→ Work required:
Set down the material once more, exactly as it appears.

══ Data for this task

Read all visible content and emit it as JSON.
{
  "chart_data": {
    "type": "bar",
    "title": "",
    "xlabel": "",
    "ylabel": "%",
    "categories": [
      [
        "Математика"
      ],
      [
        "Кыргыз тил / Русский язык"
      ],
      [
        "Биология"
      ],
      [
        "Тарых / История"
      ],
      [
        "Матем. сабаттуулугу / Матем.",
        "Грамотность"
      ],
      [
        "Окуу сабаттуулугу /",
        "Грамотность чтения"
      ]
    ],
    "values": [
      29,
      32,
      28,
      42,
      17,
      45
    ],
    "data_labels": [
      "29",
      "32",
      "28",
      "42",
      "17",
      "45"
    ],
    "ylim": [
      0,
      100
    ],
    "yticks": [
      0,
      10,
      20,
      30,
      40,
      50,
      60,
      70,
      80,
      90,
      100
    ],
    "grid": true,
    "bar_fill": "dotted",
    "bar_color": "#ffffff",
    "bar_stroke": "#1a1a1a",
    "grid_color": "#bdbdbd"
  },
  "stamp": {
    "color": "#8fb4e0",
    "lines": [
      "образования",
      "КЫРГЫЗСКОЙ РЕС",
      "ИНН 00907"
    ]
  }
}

════

→ Solution to this problem:
Read all visible content and emit it as JSON.
{
  "chart_data": {
    "type": "bar",
    "title": "",
    "xlabel": "",
    "ylabel": "%",
    "categories": [
      [
        "Математика"
      ],
      [
        "Кыргыз тил / Русский язык"
      ],
      [
        "Биология"
      ],
      [
        "Тарых / История"
      ],
      [
        "Матем. сабаттуулугу / Матем.",
        "Грамотность"
      ],
      [
        "Окуу сабаттуулугу /",
        "Грамотность чтения"
      ]
    ],
    "values": [
      29,
      32,
      28,
      42,
      17,
      45
    ],
    "data_labels": [
      "29",
      "32",
      "28",
      "42",
      "17",
      "45"
    ],
    "ylim": [
      0,
      100
    ],
    "yticks": [
      0,
      10,
      20,
      30,
      40,
      50,
      60,
      70,
      80,
      90,
      100
    ],
    "grid": true,
    "bar_fill": "dotted",
    "bar_color": "#ffffff",
    "bar_stroke": "#1a1a1a",
    "grid_color": "#bdbdbd"
  },
  "stamp": {
    "color": "#8fb4e0",
    "lines": [
      "образования",
      "КЫРГЫЗСКОЙ РЕС",
      "ИНН 00907"
    ]
  }
}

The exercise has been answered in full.